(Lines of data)
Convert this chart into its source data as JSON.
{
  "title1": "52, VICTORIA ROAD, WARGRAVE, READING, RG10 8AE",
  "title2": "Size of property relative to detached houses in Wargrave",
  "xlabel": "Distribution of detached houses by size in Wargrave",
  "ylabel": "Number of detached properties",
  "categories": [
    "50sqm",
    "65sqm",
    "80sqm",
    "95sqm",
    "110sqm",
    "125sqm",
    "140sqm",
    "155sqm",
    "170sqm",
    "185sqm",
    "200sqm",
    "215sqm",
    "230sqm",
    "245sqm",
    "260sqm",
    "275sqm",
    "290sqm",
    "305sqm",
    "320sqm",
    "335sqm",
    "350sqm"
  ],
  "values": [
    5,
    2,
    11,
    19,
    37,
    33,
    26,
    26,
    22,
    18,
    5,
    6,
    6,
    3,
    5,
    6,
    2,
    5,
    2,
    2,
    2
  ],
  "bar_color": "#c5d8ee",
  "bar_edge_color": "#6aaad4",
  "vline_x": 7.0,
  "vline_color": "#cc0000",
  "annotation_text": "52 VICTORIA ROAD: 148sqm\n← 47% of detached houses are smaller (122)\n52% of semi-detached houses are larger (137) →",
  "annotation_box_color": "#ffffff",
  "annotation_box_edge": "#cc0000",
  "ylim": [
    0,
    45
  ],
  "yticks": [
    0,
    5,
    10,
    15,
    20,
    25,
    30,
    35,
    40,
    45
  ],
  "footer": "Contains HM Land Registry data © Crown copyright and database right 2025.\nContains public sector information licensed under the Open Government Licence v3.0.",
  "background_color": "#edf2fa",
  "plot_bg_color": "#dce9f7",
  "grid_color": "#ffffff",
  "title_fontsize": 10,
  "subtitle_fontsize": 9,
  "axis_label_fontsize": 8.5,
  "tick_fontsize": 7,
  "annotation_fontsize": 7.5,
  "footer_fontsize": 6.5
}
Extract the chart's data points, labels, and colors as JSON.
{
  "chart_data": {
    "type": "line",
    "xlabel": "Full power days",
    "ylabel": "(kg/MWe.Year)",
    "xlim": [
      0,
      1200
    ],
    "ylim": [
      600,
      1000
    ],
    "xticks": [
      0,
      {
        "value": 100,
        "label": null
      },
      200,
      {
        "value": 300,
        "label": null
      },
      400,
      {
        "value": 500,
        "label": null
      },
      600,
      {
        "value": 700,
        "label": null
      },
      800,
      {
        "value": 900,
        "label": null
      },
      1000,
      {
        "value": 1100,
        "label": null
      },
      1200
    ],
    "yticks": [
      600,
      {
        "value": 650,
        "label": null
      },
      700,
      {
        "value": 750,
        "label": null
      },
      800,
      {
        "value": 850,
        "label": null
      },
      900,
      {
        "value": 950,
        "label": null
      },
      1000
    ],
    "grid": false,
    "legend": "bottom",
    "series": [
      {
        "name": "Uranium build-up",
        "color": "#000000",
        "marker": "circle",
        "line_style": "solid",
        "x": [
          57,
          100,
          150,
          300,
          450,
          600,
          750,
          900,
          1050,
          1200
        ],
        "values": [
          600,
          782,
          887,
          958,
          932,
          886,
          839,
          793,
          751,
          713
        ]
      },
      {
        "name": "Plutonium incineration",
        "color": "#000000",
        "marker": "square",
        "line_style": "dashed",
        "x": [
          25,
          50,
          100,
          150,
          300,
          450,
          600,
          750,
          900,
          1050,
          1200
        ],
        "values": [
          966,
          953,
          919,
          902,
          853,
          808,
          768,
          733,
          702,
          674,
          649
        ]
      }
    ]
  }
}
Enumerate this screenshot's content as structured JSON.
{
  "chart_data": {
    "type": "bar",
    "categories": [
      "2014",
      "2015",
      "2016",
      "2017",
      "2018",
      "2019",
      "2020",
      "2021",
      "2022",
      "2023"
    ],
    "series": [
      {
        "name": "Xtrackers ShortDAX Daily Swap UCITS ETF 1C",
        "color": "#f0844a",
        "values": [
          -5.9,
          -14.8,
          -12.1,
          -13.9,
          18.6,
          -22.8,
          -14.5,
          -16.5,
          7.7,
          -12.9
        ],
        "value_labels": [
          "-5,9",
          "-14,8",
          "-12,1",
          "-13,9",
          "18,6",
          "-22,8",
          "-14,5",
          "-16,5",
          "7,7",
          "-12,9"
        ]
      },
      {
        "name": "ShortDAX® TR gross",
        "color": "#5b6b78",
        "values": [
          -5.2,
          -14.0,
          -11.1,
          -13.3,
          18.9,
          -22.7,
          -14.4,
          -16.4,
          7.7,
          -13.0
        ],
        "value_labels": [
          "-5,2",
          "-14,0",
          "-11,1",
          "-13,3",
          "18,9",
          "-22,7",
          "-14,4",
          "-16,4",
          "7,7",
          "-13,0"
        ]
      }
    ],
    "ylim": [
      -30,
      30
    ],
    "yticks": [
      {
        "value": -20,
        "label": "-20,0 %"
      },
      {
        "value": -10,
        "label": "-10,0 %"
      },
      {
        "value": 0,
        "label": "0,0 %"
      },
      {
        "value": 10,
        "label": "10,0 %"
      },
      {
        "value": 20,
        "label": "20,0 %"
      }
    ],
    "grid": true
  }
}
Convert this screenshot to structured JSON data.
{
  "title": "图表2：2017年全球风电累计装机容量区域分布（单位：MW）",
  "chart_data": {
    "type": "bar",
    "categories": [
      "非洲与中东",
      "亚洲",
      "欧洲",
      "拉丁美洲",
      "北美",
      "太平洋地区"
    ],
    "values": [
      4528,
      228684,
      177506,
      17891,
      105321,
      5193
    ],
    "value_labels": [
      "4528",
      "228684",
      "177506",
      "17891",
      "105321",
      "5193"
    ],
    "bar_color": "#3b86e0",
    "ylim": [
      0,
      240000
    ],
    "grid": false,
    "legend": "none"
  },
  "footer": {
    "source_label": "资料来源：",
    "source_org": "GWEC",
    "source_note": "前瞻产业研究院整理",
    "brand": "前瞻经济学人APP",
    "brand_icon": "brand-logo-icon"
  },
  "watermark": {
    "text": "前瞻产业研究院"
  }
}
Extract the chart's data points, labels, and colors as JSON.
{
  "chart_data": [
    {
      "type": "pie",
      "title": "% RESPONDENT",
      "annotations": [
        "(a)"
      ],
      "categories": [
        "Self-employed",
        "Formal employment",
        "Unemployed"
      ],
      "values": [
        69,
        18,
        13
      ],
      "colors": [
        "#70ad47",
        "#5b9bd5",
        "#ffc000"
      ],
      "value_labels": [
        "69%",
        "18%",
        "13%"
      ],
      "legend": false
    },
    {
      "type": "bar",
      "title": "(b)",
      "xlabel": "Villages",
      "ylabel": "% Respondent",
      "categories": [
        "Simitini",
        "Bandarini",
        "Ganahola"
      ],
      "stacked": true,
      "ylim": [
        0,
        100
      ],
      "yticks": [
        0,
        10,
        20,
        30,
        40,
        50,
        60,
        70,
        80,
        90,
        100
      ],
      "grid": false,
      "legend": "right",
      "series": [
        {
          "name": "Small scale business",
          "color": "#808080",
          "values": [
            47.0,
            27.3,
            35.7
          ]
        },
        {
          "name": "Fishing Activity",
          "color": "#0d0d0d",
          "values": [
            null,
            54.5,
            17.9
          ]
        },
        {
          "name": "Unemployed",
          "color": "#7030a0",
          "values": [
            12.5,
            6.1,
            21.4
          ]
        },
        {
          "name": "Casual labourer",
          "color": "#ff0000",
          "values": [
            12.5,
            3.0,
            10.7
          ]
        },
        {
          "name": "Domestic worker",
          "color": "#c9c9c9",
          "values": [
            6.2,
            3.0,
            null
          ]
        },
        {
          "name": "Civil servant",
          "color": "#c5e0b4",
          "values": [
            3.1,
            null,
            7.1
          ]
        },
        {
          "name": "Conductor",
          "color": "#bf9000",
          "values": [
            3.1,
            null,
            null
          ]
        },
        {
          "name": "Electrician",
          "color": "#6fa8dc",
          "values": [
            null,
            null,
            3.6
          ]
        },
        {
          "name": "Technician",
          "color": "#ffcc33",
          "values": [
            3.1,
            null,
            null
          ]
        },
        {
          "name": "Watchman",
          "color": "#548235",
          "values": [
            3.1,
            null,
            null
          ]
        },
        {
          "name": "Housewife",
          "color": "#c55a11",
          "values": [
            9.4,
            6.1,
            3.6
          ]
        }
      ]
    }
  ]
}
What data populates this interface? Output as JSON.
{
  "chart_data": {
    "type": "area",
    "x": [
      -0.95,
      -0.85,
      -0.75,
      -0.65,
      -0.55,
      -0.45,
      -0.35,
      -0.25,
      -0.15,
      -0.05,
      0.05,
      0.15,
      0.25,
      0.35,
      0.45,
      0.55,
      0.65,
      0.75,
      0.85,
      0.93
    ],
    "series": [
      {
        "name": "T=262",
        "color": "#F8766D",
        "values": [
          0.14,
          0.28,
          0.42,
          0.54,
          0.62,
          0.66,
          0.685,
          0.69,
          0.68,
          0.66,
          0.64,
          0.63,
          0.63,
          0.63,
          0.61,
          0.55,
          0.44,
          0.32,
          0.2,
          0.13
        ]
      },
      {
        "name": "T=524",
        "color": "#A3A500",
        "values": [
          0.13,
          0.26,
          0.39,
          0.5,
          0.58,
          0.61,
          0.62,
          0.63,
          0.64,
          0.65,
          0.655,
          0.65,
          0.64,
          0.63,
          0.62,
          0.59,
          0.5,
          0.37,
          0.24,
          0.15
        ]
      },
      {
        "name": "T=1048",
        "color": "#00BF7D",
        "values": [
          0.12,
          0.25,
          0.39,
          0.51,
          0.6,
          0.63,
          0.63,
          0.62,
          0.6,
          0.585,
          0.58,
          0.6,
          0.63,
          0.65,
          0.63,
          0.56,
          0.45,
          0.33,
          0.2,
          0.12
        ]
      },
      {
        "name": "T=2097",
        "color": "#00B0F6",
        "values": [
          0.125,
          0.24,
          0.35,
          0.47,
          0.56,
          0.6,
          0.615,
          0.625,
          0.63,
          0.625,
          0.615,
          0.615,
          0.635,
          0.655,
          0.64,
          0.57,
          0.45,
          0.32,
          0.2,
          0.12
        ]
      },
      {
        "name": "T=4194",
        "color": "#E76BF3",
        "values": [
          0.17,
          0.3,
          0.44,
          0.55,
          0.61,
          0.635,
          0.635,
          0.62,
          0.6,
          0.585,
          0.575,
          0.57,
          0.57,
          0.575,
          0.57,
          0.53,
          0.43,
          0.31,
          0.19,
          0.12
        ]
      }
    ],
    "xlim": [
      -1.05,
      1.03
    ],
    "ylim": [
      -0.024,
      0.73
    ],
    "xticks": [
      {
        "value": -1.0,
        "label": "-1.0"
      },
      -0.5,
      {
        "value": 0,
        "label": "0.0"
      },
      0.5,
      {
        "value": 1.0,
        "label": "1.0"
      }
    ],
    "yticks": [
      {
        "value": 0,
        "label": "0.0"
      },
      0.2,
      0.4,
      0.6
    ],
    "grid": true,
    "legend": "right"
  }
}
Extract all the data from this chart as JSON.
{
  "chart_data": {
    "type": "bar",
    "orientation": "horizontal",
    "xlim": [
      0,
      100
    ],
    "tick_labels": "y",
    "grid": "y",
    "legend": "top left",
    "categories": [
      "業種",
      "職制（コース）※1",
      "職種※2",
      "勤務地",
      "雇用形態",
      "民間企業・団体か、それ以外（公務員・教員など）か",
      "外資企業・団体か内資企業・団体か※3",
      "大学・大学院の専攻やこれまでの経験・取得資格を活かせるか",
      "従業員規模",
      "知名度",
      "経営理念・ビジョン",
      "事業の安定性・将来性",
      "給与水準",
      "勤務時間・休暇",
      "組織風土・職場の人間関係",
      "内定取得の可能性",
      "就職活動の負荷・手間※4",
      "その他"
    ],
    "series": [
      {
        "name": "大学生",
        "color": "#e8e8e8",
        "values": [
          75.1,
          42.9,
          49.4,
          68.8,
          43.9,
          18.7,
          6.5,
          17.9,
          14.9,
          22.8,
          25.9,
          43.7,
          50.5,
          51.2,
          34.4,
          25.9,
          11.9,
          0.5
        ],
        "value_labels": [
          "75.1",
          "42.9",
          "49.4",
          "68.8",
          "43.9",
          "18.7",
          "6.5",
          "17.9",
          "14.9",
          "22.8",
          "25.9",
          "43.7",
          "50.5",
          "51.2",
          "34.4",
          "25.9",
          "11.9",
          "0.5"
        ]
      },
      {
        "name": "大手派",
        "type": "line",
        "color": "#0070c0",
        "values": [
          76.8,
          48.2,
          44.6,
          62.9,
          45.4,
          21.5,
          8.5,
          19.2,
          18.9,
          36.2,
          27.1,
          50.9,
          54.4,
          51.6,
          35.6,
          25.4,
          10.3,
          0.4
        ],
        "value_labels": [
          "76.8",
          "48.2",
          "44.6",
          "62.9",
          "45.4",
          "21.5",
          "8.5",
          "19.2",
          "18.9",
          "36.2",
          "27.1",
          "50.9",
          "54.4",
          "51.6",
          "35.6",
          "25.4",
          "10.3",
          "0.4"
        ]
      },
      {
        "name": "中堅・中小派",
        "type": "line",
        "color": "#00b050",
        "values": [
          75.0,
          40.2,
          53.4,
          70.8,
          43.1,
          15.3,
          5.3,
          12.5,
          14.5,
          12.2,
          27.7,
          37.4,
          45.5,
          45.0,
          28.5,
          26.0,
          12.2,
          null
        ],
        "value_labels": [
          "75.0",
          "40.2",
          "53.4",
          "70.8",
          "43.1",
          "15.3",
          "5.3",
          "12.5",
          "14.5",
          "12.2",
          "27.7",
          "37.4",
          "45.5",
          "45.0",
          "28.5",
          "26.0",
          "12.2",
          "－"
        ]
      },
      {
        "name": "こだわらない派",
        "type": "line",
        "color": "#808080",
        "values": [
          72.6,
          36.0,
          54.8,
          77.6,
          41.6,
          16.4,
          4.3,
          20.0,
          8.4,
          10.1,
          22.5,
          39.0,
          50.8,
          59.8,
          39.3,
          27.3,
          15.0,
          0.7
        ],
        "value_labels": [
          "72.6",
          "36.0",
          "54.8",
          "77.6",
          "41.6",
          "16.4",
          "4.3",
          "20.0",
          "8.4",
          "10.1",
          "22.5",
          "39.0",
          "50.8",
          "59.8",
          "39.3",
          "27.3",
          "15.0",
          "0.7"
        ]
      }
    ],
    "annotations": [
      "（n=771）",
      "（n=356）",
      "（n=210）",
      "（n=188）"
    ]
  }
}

- GIVEN INSTRUCTION
Pick out lines containing the word "ShortDAX", each one as written.

- TASK ANSWER
        "name": "Xtrackers ShortDAX Daily Swap UCITS ETF 1C",
        "name": "ShortDAX® TR gross",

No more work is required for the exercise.